Labeled region entries:
• • • • • • •

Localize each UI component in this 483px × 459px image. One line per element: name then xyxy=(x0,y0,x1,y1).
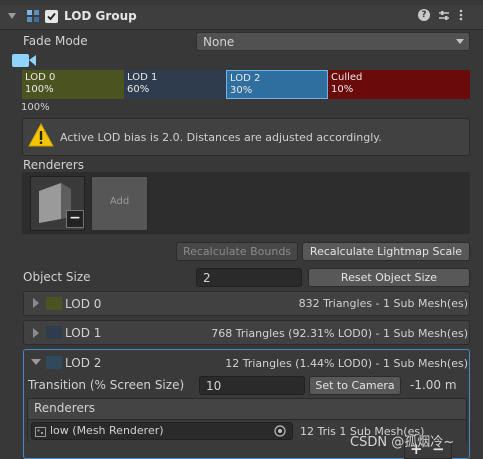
transition-label: Transition (% Screen Size) xyxy=(28,378,185,392)
lod-group-inspector: { "header": { "title": "LOD Group", "ena… xyxy=(0,0,483,459)
lod-row-info: 768 Triangles (92.31% LOD0) - 1 Sub Mesh… xyxy=(211,327,468,340)
segment-percent: 30% xyxy=(230,85,253,96)
renderers-panel xyxy=(22,172,470,234)
segment-percent: 100% xyxy=(25,84,54,95)
segment-percent: 10% xyxy=(331,84,354,95)
remove-renderer-icon[interactable]: − xyxy=(66,210,84,228)
segment-name: Culled xyxy=(331,72,363,83)
component-title: LOD Group xyxy=(64,9,137,23)
lod-row-info: 832 Triangles - 1 Sub Mesh(es) xyxy=(298,297,468,310)
fade-mode-dropdown[interactable]: None xyxy=(196,32,470,51)
renderers-sublabel: Renderers xyxy=(34,401,96,415)
object-size-label: Object Size xyxy=(23,270,91,284)
add-renderer-label: Add xyxy=(109,196,130,207)
lod-bar-bottom-label: 100% xyxy=(21,102,50,113)
enable-checkbox[interactable] xyxy=(45,10,58,23)
segment-name: LOD 1 xyxy=(127,72,158,83)
foldout-arrow-icon[interactable] xyxy=(33,328,39,338)
warning-icon xyxy=(28,122,54,148)
renderer-object-field[interactable]: low (Mesh Renderer) xyxy=(31,422,293,440)
preset-icon[interactable] xyxy=(439,10,449,20)
lod-row-label: LOD 0 xyxy=(65,297,102,311)
foldout-arrow-icon[interactable] xyxy=(8,13,16,19)
help-icon[interactable]: ? xyxy=(418,9,430,21)
recalculate-lightmap-scale-button[interactable]: Recalculate Lightmap Scale xyxy=(302,242,470,261)
lod-bar-segment-lod0[interactable]: LOD 0 100% xyxy=(22,70,124,99)
object-picker-icon[interactable] xyxy=(274,425,286,437)
reset-object-size-button[interactable]: Reset Object Size xyxy=(308,268,470,287)
recalculate-bounds-button[interactable]: Recalculate Bounds xyxy=(176,242,298,261)
transition-value: 10 xyxy=(206,379,222,393)
lod-row-label: LOD 2 xyxy=(65,356,102,370)
fade-mode-value: None xyxy=(203,35,235,49)
watermark: CSDN @孤烟冷~ xyxy=(350,435,455,450)
renderers-label: Renderers xyxy=(23,158,85,172)
lod-bar-segment-culled[interactable]: Culled 10% xyxy=(328,70,470,99)
set-to-camera-button[interactable]: Set to Camera xyxy=(309,376,401,395)
lod-bar-segment-lod1[interactable]: LOD 1 60% xyxy=(124,70,226,99)
lod-group-icon xyxy=(26,9,40,23)
kebab-menu-icon[interactable] xyxy=(459,9,463,21)
fade-mode-label: Fade Mode xyxy=(23,34,88,48)
lod-bar-segment-lod2[interactable]: LOD 2 30% xyxy=(226,70,328,99)
lod-color-swatch xyxy=(46,356,62,369)
lod-color-swatch xyxy=(46,326,62,339)
segment-percent: 60% xyxy=(127,84,150,95)
chevron-down-icon xyxy=(456,39,464,44)
foldout-arrow-icon[interactable] xyxy=(31,359,41,365)
lod-row-label: LOD 1 xyxy=(65,326,102,340)
lod-color-swatch xyxy=(46,297,62,310)
add-renderer-button[interactable]: Add xyxy=(91,176,148,231)
mesh-renderer-icon xyxy=(35,426,46,437)
object-size-field[interactable]: 2 xyxy=(196,268,302,287)
lod-row-info: 12 Triangles (1.44% LOD0) - 1 Sub Mesh(e… xyxy=(225,357,468,370)
object-size-value: 2 xyxy=(203,271,211,285)
segment-name: LOD 0 xyxy=(25,72,56,83)
foldout-arrow-icon[interactable] xyxy=(33,298,39,308)
warning-text: Active LOD bias is 2.0. Distances are ad… xyxy=(60,131,382,144)
camera-icon[interactable] xyxy=(11,53,37,68)
transition-field[interactable]: 10 xyxy=(199,376,305,395)
distance-readout: -1.00 m xyxy=(410,378,457,392)
segment-name: LOD 2 xyxy=(230,73,261,84)
renderer-name: low (Mesh Renderer) xyxy=(50,424,164,437)
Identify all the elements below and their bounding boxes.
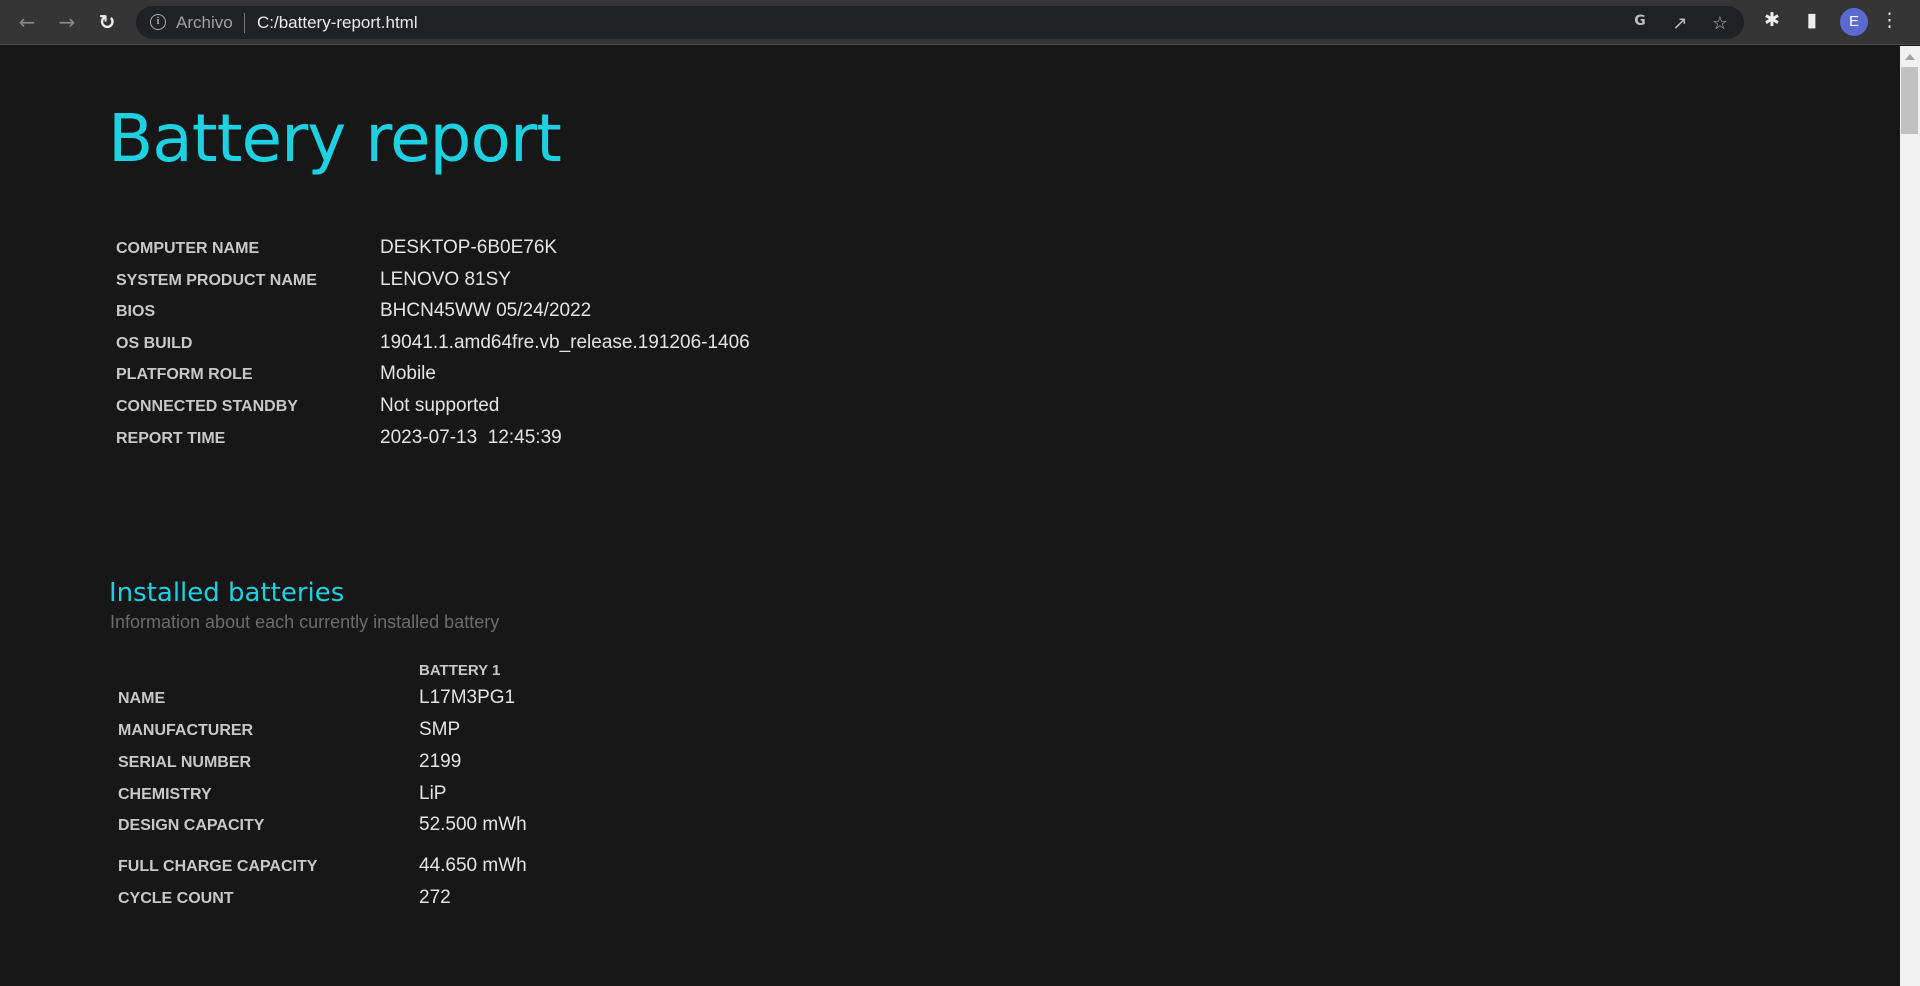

• • • • • • •

Work to complete: Reproduce every line from the one with "transition-label: Transition (%" through the one with "lod-row-info: 832 Triangles", keeping both of those lines.

Output for this exercise:
transition-label: Transition (% Screen Size) xyxy=(28,378,185,392)
lod-group-inspector: { "header": { "title": "LOD Group", "ena… xyxy=(0,0,483,459)
lod-row-info: 768 Triangles (92.31% LOD0) - 1 Sub Mesh… xyxy=(211,327,468,340)
segment-percent: 30% xyxy=(230,85,253,96)
renderers-panel xyxy=(22,172,470,234)
segment-percent: 100% xyxy=(25,84,54,95)
segment-percent: 10% xyxy=(331,84,354,95)
remove-renderer-icon[interactable]: − xyxy=(66,210,84,228)
segment-name: Culled xyxy=(331,72,363,83)
component-title: LOD Group xyxy=(64,9,137,23)
lod-row-info: 832 Triangles - 1 Sub Mesh(es) xyxy=(298,297,468,310)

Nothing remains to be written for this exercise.